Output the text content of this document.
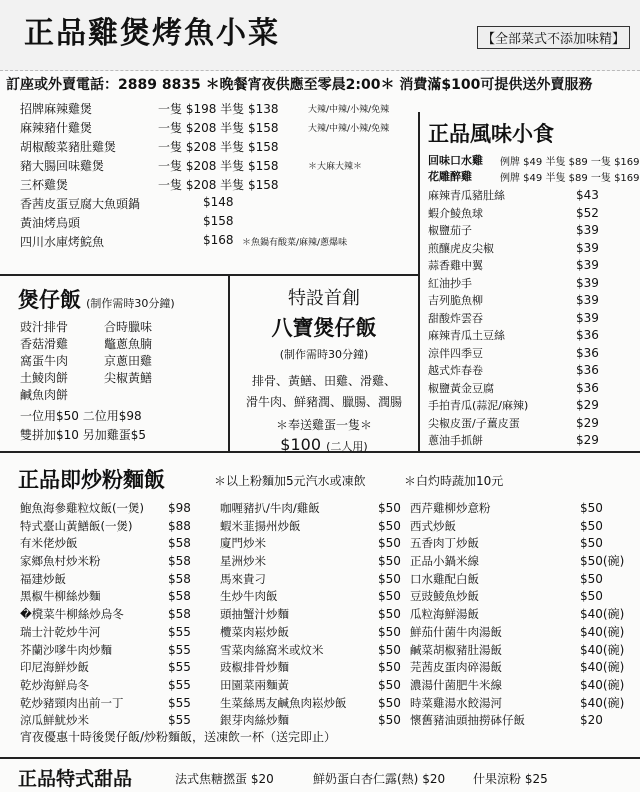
正品雞煲烤魚小菜	【全部菜式不添加味精】
訂座或外賣電話：2889 8835 ＊晚餐宵夜供應至零晨2:00＊ 消費滿$100可提供送外賣服務
招牌麻辣雞煲	一隻 $198 半隻 $138	大辣/中辣/小辣/免辣
麻辣豬什雞煲	一隻 $208 半隻 $158	大辣/中辣/小辣/免辣
胡椒酸菜豬肚雞煲	一隻 $208 半隻 $158
豬大腸回味雞煲	一隻 $208 半隻 $158	＊大麻大辣＊
三杯雞煲	一隻 $208 半隻 $158
香茜皮蛋豆腐大魚頭鍋	$148
黃油烤烏頭	$158
四川水庫烤鯇魚	$168 ＊魚鍋有酸菜/麻辣/蔥爆味
正品風味小食
回味口水雞 例牌 $49 半隻 $89 一隻 $169
花雕醉雞	例牌 $49 半隻 $89 一隻 $169
麻辣青瓜豬肚絲	$43
蝦介鯪魚球	$52
椒鹽茄子	$39
煎釀虎皮尖椒	$39
蒜香雞中翼	$39
紅油抄手	$39
吉列脆魚柳	$39
甜酸炸雲吞	$39
麻辣青瓜土豆絲	$36
涼伴四季豆	$36
越式炸春卷	$36
椒鹽黃金豆腐	$36
手拍青瓜(蒜泥/麻辣)	$29
尖椒皮蛋/子薑皮蛋	$29
蔥油手抓餅	$29
煲仔飯 (制作需時30分鐘)
豉汁排骨	合時臘味
香菇滑雞	鼈蔥魚腩
窩蛋牛肉	京蔥田雞
土鯪肉餅	尖椒黃鱔
鹹魚肉餅
一位用$50 二位用$98
雙拼加$10 另加雞蛋$5
特設首創
八寶煲仔飯
(制作需時30分鐘)
排骨、黃鱔、田雞、滑雞、
滑牛肉、鮮豬潤、臘腸、潤腸
＊奉送雞蛋一隻＊
$100 (二人用)
正品即炒粉麵飯	＊以上粉麵加5元汽水或凍飲	＊白灼時蔬加10元
鮑魚海參雞粒炆飯(一煲) $98
特式臺山黃鱔飯(一煲)	$88
有米佬炒飯	$58
家鄉魚村炒米粉	$58
福建炒飯	$58
黑椒牛柳絲炒麵	$58
�櫈菜牛柳絲炒烏冬	$58
瑞士汁乾炒牛河	$55
芥蘭沙嗲牛肉炒麵	$55
印尼海鮮炒飯	$55
乾炒海鮮烏冬	$55
乾炒豬頸肉出前一丁	$55
涼瓜鮮魷炒米	$55
咖喱豬扒/牛肉/雞飯	$50
蝦米韮揚州炒飯	$50
廈門炒米	$50
星洲炒米	$50
馬來貴刁	$50
生炒牛肉飯	$50
頭抽蟹汁炒麵	$50
欖菜肉崧炒飯	$50
雪菜肉絲窩米或炆米	$50
豉椒排骨炒麵	$50
田園菜兩麵黃	$50
生菜絲馬友鹹魚肉崧炒飯	$50
銀芽肉絲炒麵	$50
西芹雞柳炒意粉	$50
西式炒飯	$50
五香肉丁炒飯	$50
正品小鍋米線	$50(碗)
口水雞配白飯	$50
豆豉鯪魚炒飯	$50
瓜粒海鮮湯飯	$40(碗)
鮮茄什菌牛肉湯飯	$40(碗)
鹹菜胡椒豬肚湯飯	$40(碗)
芫茜皮蛋肉碎湯飯	$40(碗)
濃湯什菌肥牛米線	$40(碗)
時菜雞湯水餃湯河	$40(碗)
懷舊豬油頭抽撈砵仔飯	$20
宵夜優惠十時後煲仔飯/炒粉麵飯，送凍飲一杯（送完即止）
正品特式甜品	法式焦糖撚蛋 $20	鮮奶蛋白杏仁露(熱) $20 什果涼粉 $25
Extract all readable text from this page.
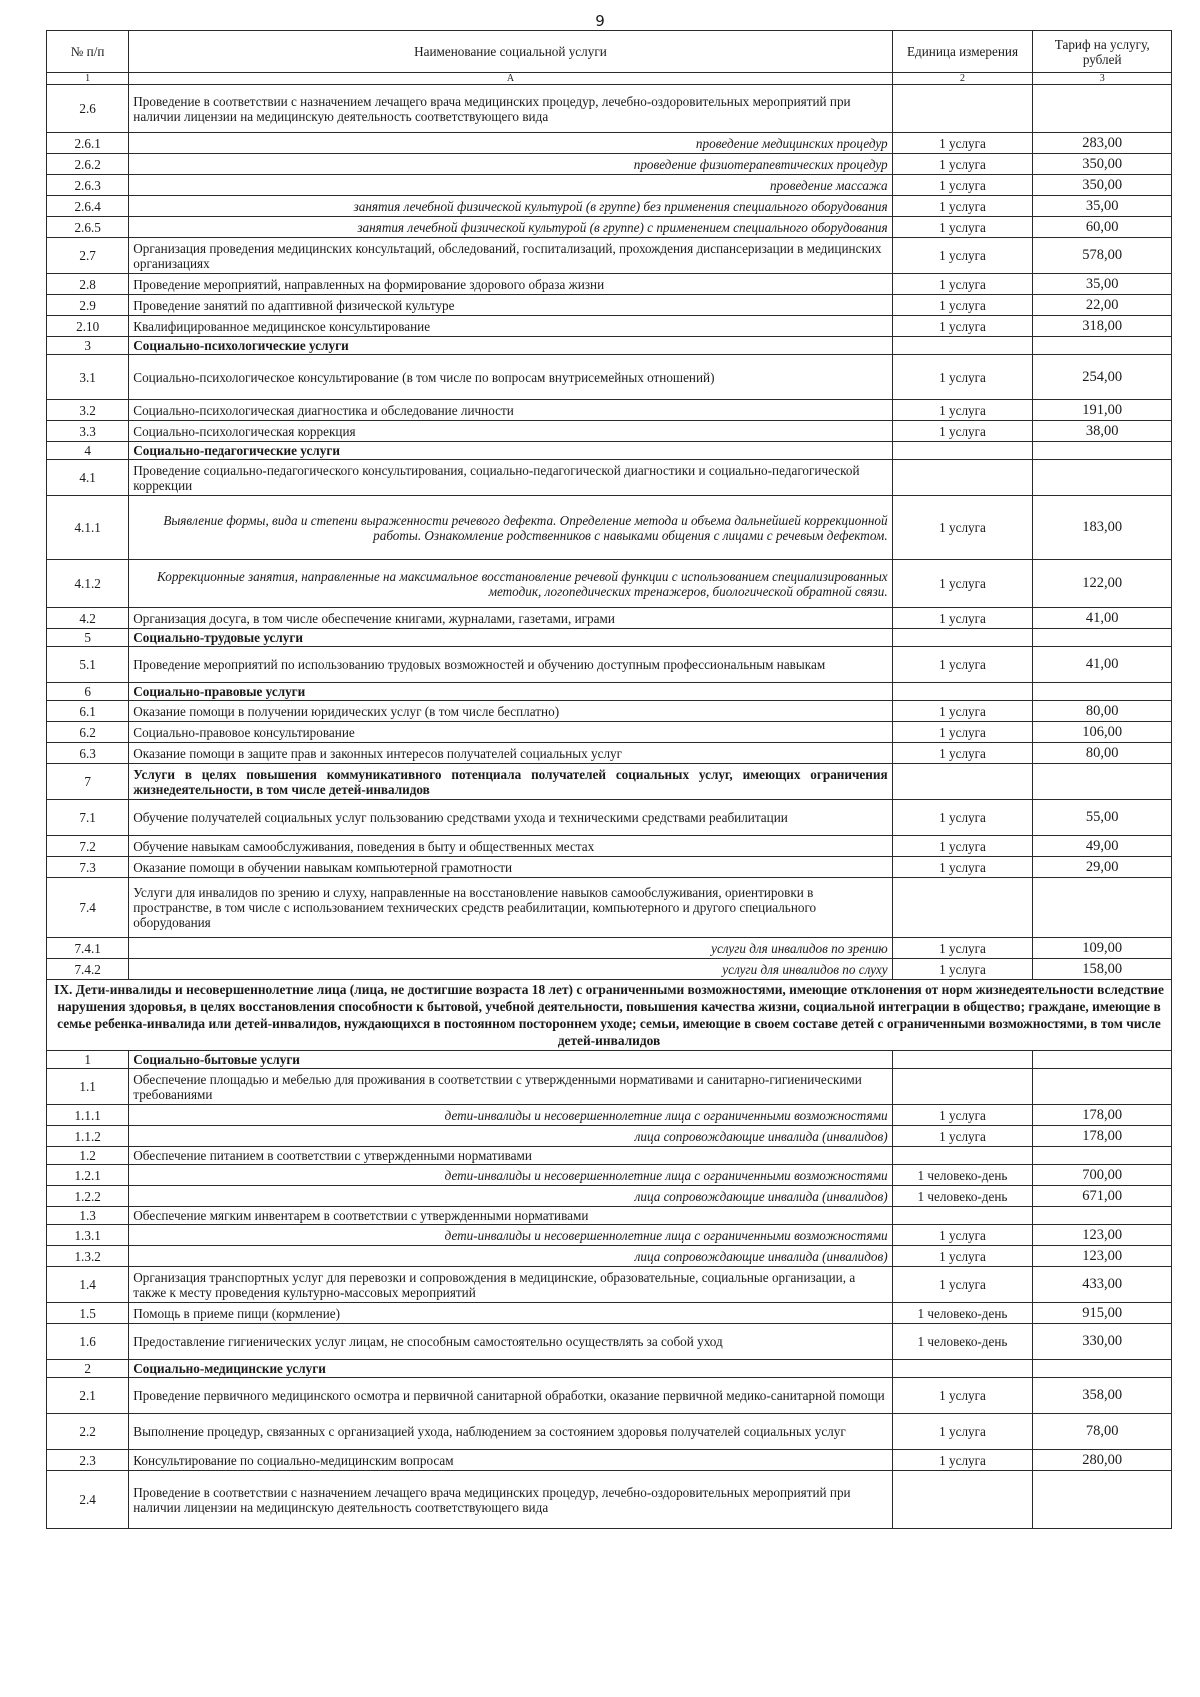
9
№ п/п	Наименование социальной услуги	Единица измерения	Тариф на услугу, рублей
1	А	2	3
2.6	Проведение в соответствии с назначением лечащего врача медицинских процедур, лечебно-оздоровительных мероприятий при наличии лицензии на медицинскую деятельность соответствующего вида		
2.6.1	проведение медицинских процедур	1 услуга	283,00
2.6.2	проведение физиотерапевтических процедур	1 услуга	350,00
2.6.3	проведение массажа	1 услуга	350,00
2.6.4	занятия лечебной физической культурой (в группе) без применения специального оборудования	1 услуга	35,00
2.6.5	занятия лечебной физической культурой (в группе) с применением специального оборудования	1 услуга	60,00
2.7	Организация проведения медицинских консультаций, обследований, госпитализаций, прохождения диспансеризации в медицинских организациях	1 услуга	578,00
2.8	Проведение мероприятий, направленных на формирование здорового образа жизни	1 услуга	35,00
2.9	Проведение занятий по адаптивной физической культуре	1 услуга	22,00
2.10	Квалифицированное медицинское консультирование	1 услуга	318,00
3	Социально-психологические услуги		
3.1	Социально-психологическое консультирование (в том числе по вопросам внутрисемейных отношений)	1 услуга	254,00
3.2	Социально-психологическая диагностика и обследование личности	1 услуга	191,00
3.3	Социально-психологическая коррекция	1 услуга	38,00
4	Социально-педагогические услуги		
4.1	Проведение социально-педагогического консультирования, социально-педагогической диагностики и социально-педагогической коррекции		
4.1.1	Выявление формы, вида и степени выраженности речевого дефекта. Определение метода и объема дальнейшей коррекционной работы. Ознакомление родственников с навыками общения с лицами с речевым дефектом.	1 услуга	183,00
4.1.2	Коррекционные занятия, направленные на максимальное восстановление речевой функции с использованием специализированных методик, логопедических тренажеров, биологической обратной связи.	1 услуга	122,00
4.2	Организация досуга, в том числе обеспечение книгами, журналами, газетами, играми	1 услуга	41,00
5	Социально-трудовые услуги		
5.1	Проведение мероприятий по использованию трудовых возможностей и обучению доступным профессиональным навыкам	1 услуга	41,00
6	Социально-правовые услуги		
6.1	Оказание помощи в получении юридических услуг (в том числе бесплатно)	1 услуга	80,00
6.2	Социально-правовое консультирование	1 услуга	106,00
6.3	Оказание помощи в защите прав и законных интересов получателей социальных услуг	1 услуга	80,00
7	Услуги в целях повышения коммуникативного потенциала получателей социальных услуг, имеющих ограничения жизнедеятельности, в том числе детей-инвалидов		
7.1	Обучение получателей социальных услуг пользованию средствами ухода и техническими средствами реабилитации	1 услуга	55,00
7.2	Обучение навыкам самообслуживания, поведения в быту и общественных местах	1 услуга	49,00
7.3	Оказание помощи в обучении навыкам компьютерной грамотности	1 услуга	29,00
7.4	Услуги для инвалидов по зрению и слуху, направленные на восстановление навыков самообслуживания, ориентировки в пространстве, в том числе с использованием технических средств реабилитации, компьютерного и другого специального оборудования		
7.4.1	услуги для инвалидов по зрению	1 услуга	109,00
7.4.2	услуги для инвалидов по слуху	1 услуга	158,00
IX. Дети-инвалиды и несовершеннолетние лица (лица, не достигшие возраста 18 лет) с ограниченными возможностями, имеющие отклонения от норм жизнедеятельности вследствие нарушения здоровья, в целях восстановления способности к бытовой, учебной деятельности, повышения качества жизни, социальной интеграции в общество; граждане, имеющие в семье ребенка-инвалида или детей-инвалидов, нуждающихся в постоянном постороннем уходе; семьи, имеющие в своем составе детей с ограниченными возможностями, в том числе детей-инвалидов			
1	Социально-бытовые услуги		
1.1	Обеспечение площадью и мебелью для проживания в соответствии с утвержденными нормативами и санитарно-гигиеническими требованиями		
1.1.1	дети-инвалиды и несовершеннолетние лица с ограниченными возможностями	1 услуга	178,00
1.1.2	лица сопровождающие инвалида (инвалидов)	1 услуга	178,00
1.2	Обеспечение питанием в соответствии с утвержденными нормативами		
1.2.1	дети-инвалиды и несовершеннолетние лица с ограниченными возможностями	1 человеко-день	700,00
1.2.2	лица сопровождающие инвалида (инвалидов)	1 человеко-день	671,00
1.3	Обеспечение мягким инвентарем в соответствии с утвержденными нормативами		
1.3.1	дети-инвалиды и несовершеннолетние лица с ограниченными возможностями	1 услуга	123,00
1.3.2	лица сопровождающие инвалида (инвалидов)	1 услуга	123,00
1.4	Организация транспортных услуг для перевозки и сопровождения в медицинские, образовательные, социальные организации, а также к месту проведения культурно-массовых мероприятий	1 услуга	433,00
1.5	Помощь в приеме пищи (кормление)	1 человеко-день	915,00
1.6	Предоставление гигиенических услуг лицам, не способным самостоятельно осуществлять за собой уход	1 человеко-день	330,00
2	Социально-медицинские услуги		
2.1	Проведение первичного медицинского осмотра и первичной санитарной обработки, оказание первичной медико-санитарной помощи	1 услуга	358,00
2.2	Выполнение процедур, связанных с организацией ухода, наблюдением за состоянием здоровья получателей социальных услуг	1 услуга	78,00
2.3	Консультирование по социально-медицинским вопросам	1 услуга	280,00
2.4	Проведение в соответствии с назначением лечащего врача медицинских процедур, лечебно-оздоровительных мероприятий при наличии лицензии на медицинскую деятельность соответствующего вида		
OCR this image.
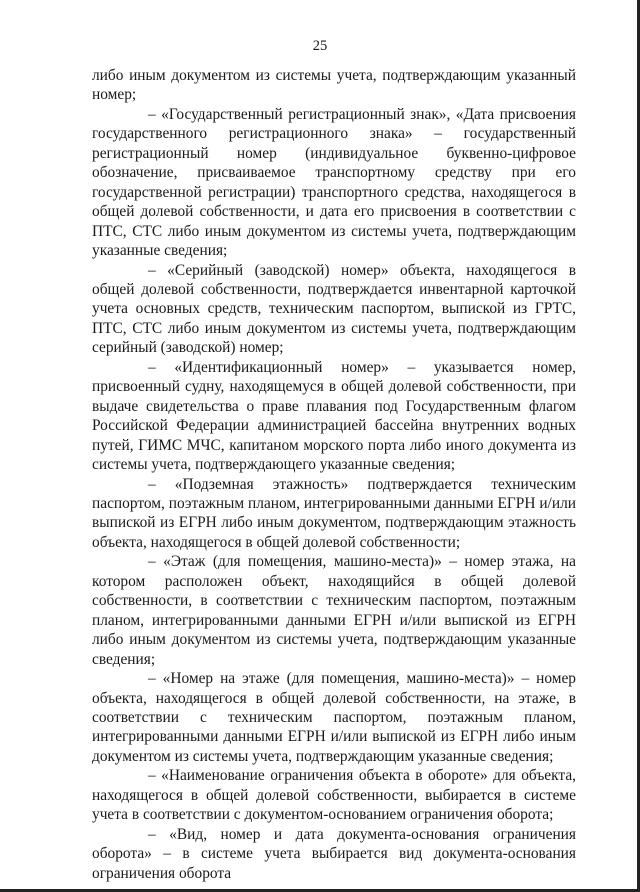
25

либо иным документом из системы учета, подтверждающим указанный номер;

– «Государственный регистрационный знак», «Дата присвоения государственного регистрационного знака» – государственный регистрационный номер (индивидуальное буквенно-цифровое обозначение, присваиваемое транспортному средству при его государственной регистрации) транспортного средства, находящегося в общей долевой собственности, и дата его присвоения в соответствии с ПТС, СТС либо иным документом из системы учета, подтверждающим указанные сведения;

– «Серийный (заводской) номер» объекта, находящегося в общей долевой собственности, подтверждается инвентарной карточкой учета основных средств, техническим паспортом, выпиской из ГРТС, ПТС, СТС либо иным документом из системы учета, подтверждающим серийный (заводской) номер;

– «Идентификационный номер» – указывается номер, присвоенный судну, находящемуся в общей долевой собственности, при выдаче свидетельства о праве плавания под Государственным флагом Российской Федерации администрацией бассейна внутренних водных путей, ГИМС МЧС, капитаном морского порта либо иного документа из системы учета, подтверждающего указанные сведения;

– «Подземная этажность» подтверждается техническим паспортом, поэтажным планом, интегрированными данными ЕГРН и/или выпиской из ЕГРН либо иным документом, подтверждающим этажность объекта, находящегося в общей долевой собственности;

– «Этаж (для помещения, машино-места)» – номер этажа, на котором расположен объект, находящийся в общей долевой собственности, в соответствии с техническим паспортом, поэтажным планом, интегрированными данными ЕГРН и/или выпиской из ЕГРН либо иным документом из системы учета, подтверждающим указанные сведения;

– «Номер на этаже (для помещения, машино-места)» – номер объекта, находящегося в общей долевой собственности, на этаже, в соответствии с техническим паспортом, поэтажным планом, интегрированными данными ЕГРН и/или выпиской из ЕГРН либо иным документом из системы учета, подтверждающим указанные сведения;

– «Наименование ограничения объекта в обороте» для объекта, находящегося в общей долевой собственности, выбирается в системе учета в соответствии с документом-основанием ограничения оборота;

– «Вид, номер и дата документа-основания ограничения оборота» – в системе учета выбирается вид документа-основания ограничения оборота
────────────────────────────────────────
[WRITTEN INSTRUCTION] How many of the listing's lines contain "социальных"? Respond with a single number and nothing else.

[SOLVED PROBLEM] 4